Figure collection entries
---

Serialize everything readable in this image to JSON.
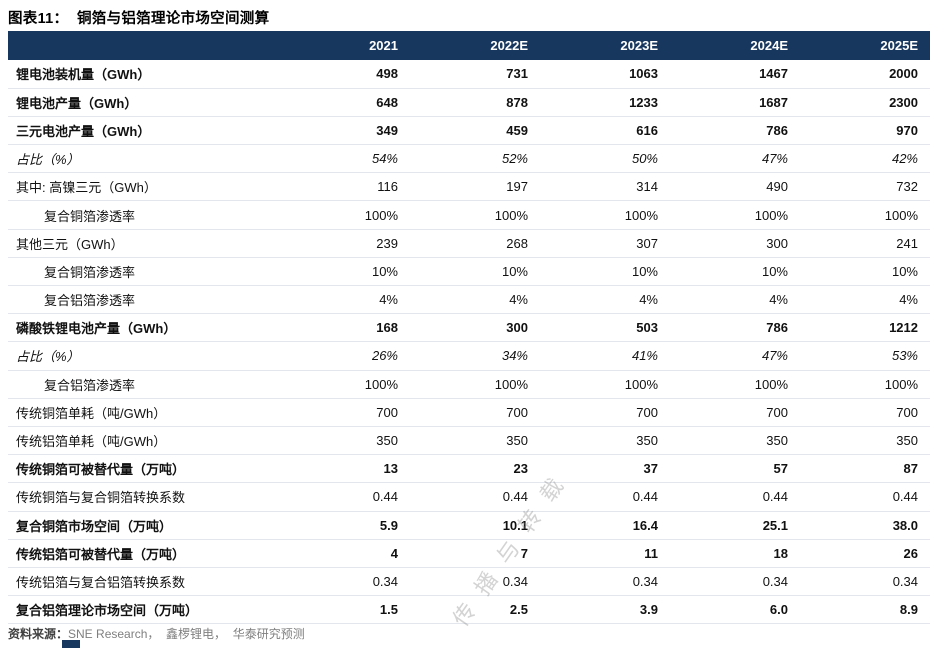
{
  "title": "图表11：  铜箔与铝箔理论市场空间测算",
  "colors": {
    "header_bg": "#17375E",
    "header_text": "#FFFFFF",
    "grid": "#E3E7ED",
    "navy": "#17375E",
    "muted": "#7F7F7F"
  },
  "chart_data": {
    "type": "table",
    "title": "图表11：铜箔与铝箔理论市场空间测算",
    "columns": [
      "2021",
      "2022E",
      "2023E",
      "2024E",
      "2025E"
    ],
    "rows": [
      {
        "label": "锂电池装机量（GWh）",
        "style": "bold",
        "indent": 0,
        "values": [
          "498",
          "731",
          "1063",
          "1467",
          "2000"
        ]
      },
      {
        "label": "锂电池产量（GWh）",
        "style": "bold",
        "indent": 0,
        "values": [
          "648",
          "878",
          "1233",
          "1687",
          "2300"
        ]
      },
      {
        "label": "三元电池产量（GWh）",
        "style": "bold",
        "indent": 0,
        "values": [
          "349",
          "459",
          "616",
          "786",
          "970"
        ]
      },
      {
        "label": "占比（%）",
        "style": "italic",
        "indent": 0,
        "values": [
          "54%",
          "52%",
          "50%",
          "47%",
          "42%"
        ]
      },
      {
        "label": "其中: 高镍三元（GWh）",
        "style": "normal",
        "indent": 0,
        "values": [
          "116",
          "197",
          "314",
          "490",
          "732"
        ]
      },
      {
        "label": "复合铜箔渗透率",
        "style": "normal",
        "indent": 1,
        "values": [
          "100%",
          "100%",
          "100%",
          "100%",
          "100%"
        ]
      },
      {
        "label": "其他三元（GWh）",
        "style": "normal",
        "indent": 0,
        "values": [
          "239",
          "268",
          "307",
          "300",
          "241"
        ]
      },
      {
        "label": "复合铜箔渗透率",
        "style": "normal",
        "indent": 1,
        "values": [
          "10%",
          "10%",
          "10%",
          "10%",
          "10%"
        ]
      },
      {
        "label": "复合铝箔渗透率",
        "style": "normal",
        "indent": 1,
        "values": [
          "4%",
          "4%",
          "4%",
          "4%",
          "4%"
        ]
      },
      {
        "label": "磷酸铁锂电池产量（GWh）",
        "style": "bold",
        "indent": 0,
        "values": [
          "168",
          "300",
          "503",
          "786",
          "1212"
        ]
      },
      {
        "label": "占比（%）",
        "style": "italic",
        "indent": 0,
        "values": [
          "26%",
          "34%",
          "41%",
          "47%",
          "53%"
        ]
      },
      {
        "label": "复合铝箔渗透率",
        "style": "normal",
        "indent": 1,
        "values": [
          "100%",
          "100%",
          "100%",
          "100%",
          "100%"
        ]
      },
      {
        "label": "传统铜箔单耗（吨/GWh）",
        "style": "normal",
        "indent": 0,
        "values": [
          "700",
          "700",
          "700",
          "700",
          "700"
        ]
      },
      {
        "label": "传统铝箔单耗（吨/GWh）",
        "style": "normal",
        "indent": 0,
        "values": [
          "350",
          "350",
          "350",
          "350",
          "350"
        ]
      },
      {
        "label": "传统铜箔可被替代量（万吨）",
        "style": "bold",
        "indent": 0,
        "values": [
          "13",
          "23",
          "37",
          "57",
          "87"
        ]
      },
      {
        "label": "传统铜箔与复合铜箔转换系数",
        "style": "normal",
        "indent": 0,
        "values": [
          "0.44",
          "0.44",
          "0.44",
          "0.44",
          "0.44"
        ]
      },
      {
        "label": "复合铜箔市场空间（万吨）",
        "style": "bold",
        "indent": 0,
        "values": [
          "5.9",
          "10.1",
          "16.4",
          "25.1",
          "38.0"
        ]
      },
      {
        "label": "传统铝箔可被替代量（万吨）",
        "style": "bold",
        "indent": 0,
        "values": [
          "4",
          "7",
          "11",
          "18",
          "26"
        ]
      },
      {
        "label": "传统铝箔与复合铝箔转换系数",
        "style": "normal",
        "indent": 0,
        "values": [
          "0.34",
          "0.34",
          "0.34",
          "0.34",
          "0.34"
        ]
      },
      {
        "label": "复合铝箔理论市场空间（万吨）",
        "style": "bold",
        "indent": 0,
        "values": [
          "1.5",
          "2.5",
          "3.9",
          "6.0",
          "8.9"
        ]
      }
    ]
  },
  "footer": {
    "source_label": "资料来源：",
    "source_text": "SNE Research，  鑫椤锂电，  华泰研究预测"
  },
  "watermark": "传播与转载"
}
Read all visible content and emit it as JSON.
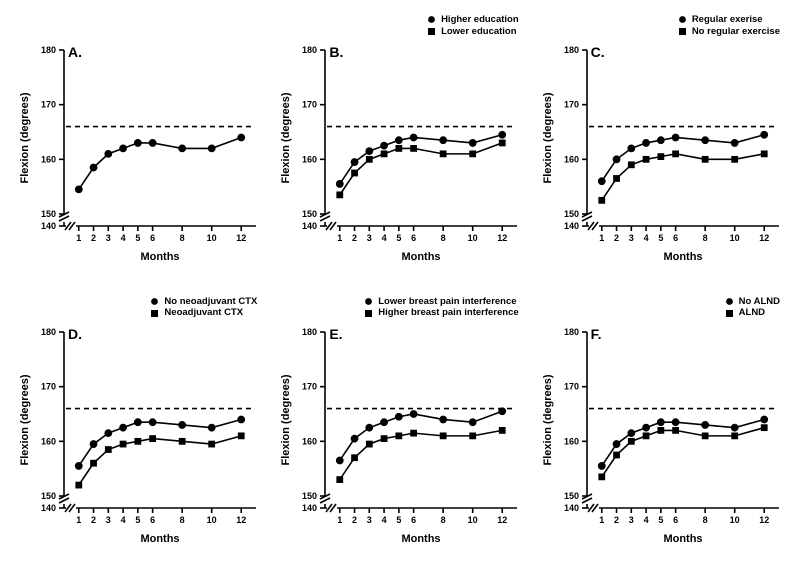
{
  "global": {
    "background_color": "#ffffff",
    "line_color": "#000000",
    "grid_cols": 3,
    "grid_rows": 2,
    "panel_letter_fontsize": 14,
    "legend_fontsize": 9.5,
    "axis_label_fontsize": 11,
    "tick_fontsize": 9,
    "font_weight": "bold",
    "xlabel": "Months",
    "ylabel": "Flexion (degrees)",
    "y": {
      "lim": [
        140,
        180
      ],
      "ticks": [
        140,
        150,
        160,
        170,
        180
      ],
      "break_between": [
        140,
        150
      ],
      "break_style": "double-slash",
      "reference_line": 166,
      "reference_dash": "5,4"
    },
    "x": {
      "lim": [
        0,
        13
      ],
      "ticks": [
        1,
        2,
        3,
        4,
        5,
        6,
        8,
        10,
        12
      ],
      "labels": [
        "1",
        "2",
        "3",
        "4",
        "5",
        "6",
        "8",
        "10",
        "12"
      ]
    },
    "marker_size": 3.4,
    "line_width": 1.6
  },
  "panels": [
    {
      "letter": "A.",
      "legend": null,
      "series": [
        {
          "marker": "circle",
          "label": null,
          "x": [
            1,
            2,
            3,
            4,
            5,
            6,
            8,
            10,
            12
          ],
          "y": [
            154.5,
            158.5,
            161,
            162,
            163,
            163,
            162,
            162,
            164
          ]
        }
      ]
    },
    {
      "letter": "B.",
      "legend": {
        "items": [
          {
            "marker": "circle",
            "label": "Higher education"
          },
          {
            "marker": "square",
            "label": "Lower education"
          }
        ]
      },
      "series": [
        {
          "marker": "circle",
          "label": "Higher education",
          "x": [
            1,
            2,
            3,
            4,
            5,
            6,
            8,
            10,
            12
          ],
          "y": [
            155.5,
            159.5,
            161.5,
            162.5,
            163.5,
            164,
            163.5,
            163,
            164.5
          ]
        },
        {
          "marker": "square",
          "label": "Lower education",
          "x": [
            1,
            2,
            3,
            4,
            5,
            6,
            8,
            10,
            12
          ],
          "y": [
            153.5,
            157.5,
            160,
            161,
            162,
            162,
            161,
            161,
            163
          ]
        }
      ]
    },
    {
      "letter": "C.",
      "legend": {
        "items": [
          {
            "marker": "circle",
            "label": "Regular exerise"
          },
          {
            "marker": "square",
            "label": "No regular exercise"
          }
        ]
      },
      "series": [
        {
          "marker": "circle",
          "label": "Regular exerise",
          "x": [
            1,
            2,
            3,
            4,
            5,
            6,
            8,
            10,
            12
          ],
          "y": [
            156,
            160,
            162,
            163,
            163.5,
            164,
            163.5,
            163,
            164.5
          ]
        },
        {
          "marker": "square",
          "label": "No regular exercise",
          "x": [
            1,
            2,
            3,
            4,
            5,
            6,
            8,
            10,
            12
          ],
          "y": [
            152.5,
            156.5,
            159,
            160,
            160.5,
            161,
            160,
            160,
            161
          ]
        }
      ]
    },
    {
      "letter": "D.",
      "legend": {
        "items": [
          {
            "marker": "circle",
            "label": "No neoadjuvant CTX"
          },
          {
            "marker": "square",
            "label": "Neoadjuvant CTX"
          }
        ]
      },
      "series": [
        {
          "marker": "circle",
          "label": "No neoadjuvant CTX",
          "x": [
            1,
            2,
            3,
            4,
            5,
            6,
            8,
            10,
            12
          ],
          "y": [
            155.5,
            159.5,
            161.5,
            162.5,
            163.5,
            163.5,
            163,
            162.5,
            164
          ]
        },
        {
          "marker": "square",
          "label": "Neoadjuvant CTX",
          "x": [
            1,
            2,
            3,
            4,
            5,
            6,
            8,
            10,
            12
          ],
          "y": [
            152,
            156,
            158.5,
            159.5,
            160,
            160.5,
            160,
            159.5,
            161
          ]
        }
      ]
    },
    {
      "letter": "E.",
      "legend": {
        "items": [
          {
            "marker": "circle",
            "label": "Lower breast pain interference"
          },
          {
            "marker": "square",
            "label": "Higher breast pain interference"
          }
        ]
      },
      "series": [
        {
          "marker": "circle",
          "label": "Lower breast pain interference",
          "x": [
            1,
            2,
            3,
            4,
            5,
            6,
            8,
            10,
            12
          ],
          "y": [
            156.5,
            160.5,
            162.5,
            163.5,
            164.5,
            165,
            164,
            163.5,
            165.5
          ]
        },
        {
          "marker": "square",
          "label": "Higher breast pain interference",
          "x": [
            1,
            2,
            3,
            4,
            5,
            6,
            8,
            10,
            12
          ],
          "y": [
            153,
            157,
            159.5,
            160.5,
            161,
            161.5,
            161,
            161,
            162
          ]
        }
      ]
    },
    {
      "letter": "F.",
      "legend": {
        "items": [
          {
            "marker": "circle",
            "label": "No ALND"
          },
          {
            "marker": "square",
            "label": "ALND"
          }
        ]
      },
      "series": [
        {
          "marker": "circle",
          "label": "No ALND",
          "x": [
            1,
            2,
            3,
            4,
            5,
            6,
            8,
            10,
            12
          ],
          "y": [
            155.5,
            159.5,
            161.5,
            162.5,
            163.5,
            163.5,
            163,
            162.5,
            164
          ]
        },
        {
          "marker": "square",
          "label": "ALND",
          "x": [
            1,
            2,
            3,
            4,
            5,
            6,
            8,
            10,
            12
          ],
          "y": [
            153.5,
            157.5,
            160,
            161,
            162,
            162,
            161,
            161,
            162.5
          ]
        }
      ]
    }
  ]
}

---

• [Problem]
Check each line above for "interference" and return the ones that have it.

• [Task output]
            "label": "Lower breast pain interference"
            "label": "Higher breast pain interference"
          "label": "Lower breast pain interference",
          "label": "Higher breast pain interference",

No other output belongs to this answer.